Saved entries
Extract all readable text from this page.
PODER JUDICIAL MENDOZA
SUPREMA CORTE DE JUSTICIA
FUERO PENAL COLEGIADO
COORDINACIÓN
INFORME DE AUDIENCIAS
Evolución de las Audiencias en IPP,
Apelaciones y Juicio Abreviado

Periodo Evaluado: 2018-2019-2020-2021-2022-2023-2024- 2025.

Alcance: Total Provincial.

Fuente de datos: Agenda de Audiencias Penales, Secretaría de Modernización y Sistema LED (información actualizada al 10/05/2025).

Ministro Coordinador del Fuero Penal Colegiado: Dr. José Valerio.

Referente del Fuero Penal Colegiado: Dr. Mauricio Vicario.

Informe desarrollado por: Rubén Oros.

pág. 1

--- Instruction ---
Above are some records. Print them all exactly.

--- Task answer ---
Extract all readable text from this page.
PODER JUDICIAL MENDOZA
SUPREMA CORTE DE JUSTICIA
FUERO PENAL COLEGIADO
COORDINACIÓN
INFORME DE AUDIENCIAS
Evolución de las Audiencias en IPP,
Apelaciones y Juicio Abreviado

Periodo Evaluado: 2018-2019-2020-2021-2022-2023-2024- 2025.

Alcance: Total Provincial.

Fuente de datos: Agenda de Audiencias Penales, Secretaría de Modernización y Sistema LED (información actualizada al 10/05/2025).

Ministro Coordinador del Fuero Penal Colegiado: Dr. José Valerio.

Referente del Fuero Penal Colegiado: Dr. Mauricio Vicario.

Informe desarrollado por: Rubén Oros.

pág. 1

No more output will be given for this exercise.